### Data to use ###

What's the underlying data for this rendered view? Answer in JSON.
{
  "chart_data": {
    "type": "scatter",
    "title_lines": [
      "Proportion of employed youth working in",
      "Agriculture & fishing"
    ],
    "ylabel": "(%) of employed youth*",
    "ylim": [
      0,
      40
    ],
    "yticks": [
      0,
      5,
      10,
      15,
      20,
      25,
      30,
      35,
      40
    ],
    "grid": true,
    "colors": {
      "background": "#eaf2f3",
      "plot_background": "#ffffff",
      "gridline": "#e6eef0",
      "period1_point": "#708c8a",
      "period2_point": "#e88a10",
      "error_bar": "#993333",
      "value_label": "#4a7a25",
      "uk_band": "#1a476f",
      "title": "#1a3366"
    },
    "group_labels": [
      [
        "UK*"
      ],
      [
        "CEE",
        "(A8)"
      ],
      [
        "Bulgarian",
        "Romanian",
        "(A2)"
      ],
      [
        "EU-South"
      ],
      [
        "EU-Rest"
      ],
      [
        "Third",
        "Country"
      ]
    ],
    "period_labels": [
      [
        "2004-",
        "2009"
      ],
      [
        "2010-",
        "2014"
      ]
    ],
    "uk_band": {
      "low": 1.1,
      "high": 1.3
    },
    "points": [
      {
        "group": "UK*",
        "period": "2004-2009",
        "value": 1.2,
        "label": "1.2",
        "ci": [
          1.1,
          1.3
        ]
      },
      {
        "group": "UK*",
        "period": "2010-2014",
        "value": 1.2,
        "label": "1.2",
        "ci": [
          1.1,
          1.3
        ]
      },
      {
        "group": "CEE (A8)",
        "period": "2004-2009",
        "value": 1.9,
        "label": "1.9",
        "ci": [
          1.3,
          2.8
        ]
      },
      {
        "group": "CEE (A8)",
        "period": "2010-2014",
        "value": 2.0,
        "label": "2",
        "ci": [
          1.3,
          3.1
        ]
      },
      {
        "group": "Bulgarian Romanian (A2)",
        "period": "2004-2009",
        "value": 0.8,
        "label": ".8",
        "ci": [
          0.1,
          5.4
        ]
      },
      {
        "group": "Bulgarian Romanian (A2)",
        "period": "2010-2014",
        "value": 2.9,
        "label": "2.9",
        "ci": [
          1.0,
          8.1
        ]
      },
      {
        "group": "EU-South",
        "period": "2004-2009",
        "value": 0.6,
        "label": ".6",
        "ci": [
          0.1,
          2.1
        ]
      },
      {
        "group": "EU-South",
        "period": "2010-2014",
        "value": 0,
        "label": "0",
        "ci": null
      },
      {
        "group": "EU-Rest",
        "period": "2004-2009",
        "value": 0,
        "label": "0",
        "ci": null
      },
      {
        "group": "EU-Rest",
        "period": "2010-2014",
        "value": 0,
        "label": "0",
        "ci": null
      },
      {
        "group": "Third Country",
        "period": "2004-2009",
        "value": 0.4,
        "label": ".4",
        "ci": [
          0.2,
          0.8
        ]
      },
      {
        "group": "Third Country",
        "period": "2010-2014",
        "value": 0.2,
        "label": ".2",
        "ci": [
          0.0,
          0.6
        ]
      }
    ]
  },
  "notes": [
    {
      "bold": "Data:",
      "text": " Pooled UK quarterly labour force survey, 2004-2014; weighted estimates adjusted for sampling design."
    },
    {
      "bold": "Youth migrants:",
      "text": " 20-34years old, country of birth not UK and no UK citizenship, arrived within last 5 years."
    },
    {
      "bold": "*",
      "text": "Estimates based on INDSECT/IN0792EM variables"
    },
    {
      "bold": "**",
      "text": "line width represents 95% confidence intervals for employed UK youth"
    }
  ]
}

###
### Data to use ###

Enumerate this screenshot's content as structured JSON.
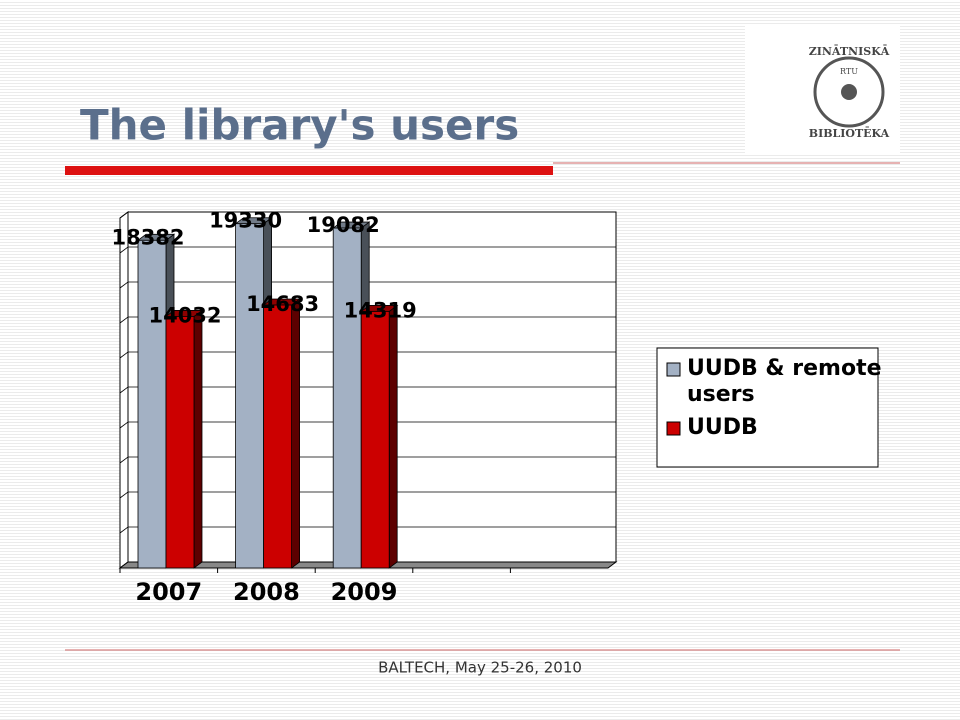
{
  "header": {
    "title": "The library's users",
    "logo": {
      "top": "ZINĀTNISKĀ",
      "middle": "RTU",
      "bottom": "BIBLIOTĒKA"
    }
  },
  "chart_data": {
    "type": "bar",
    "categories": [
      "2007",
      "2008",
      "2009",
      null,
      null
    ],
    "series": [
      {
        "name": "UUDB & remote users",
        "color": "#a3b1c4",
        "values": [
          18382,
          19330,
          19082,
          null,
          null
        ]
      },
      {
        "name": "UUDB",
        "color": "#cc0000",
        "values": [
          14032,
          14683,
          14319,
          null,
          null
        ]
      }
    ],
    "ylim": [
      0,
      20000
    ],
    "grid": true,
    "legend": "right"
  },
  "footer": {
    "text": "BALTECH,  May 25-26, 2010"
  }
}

###

> [What the exercise asks]: Output nothing but the number of lines in the data containing the string "JSON".

> [Written solution]: 2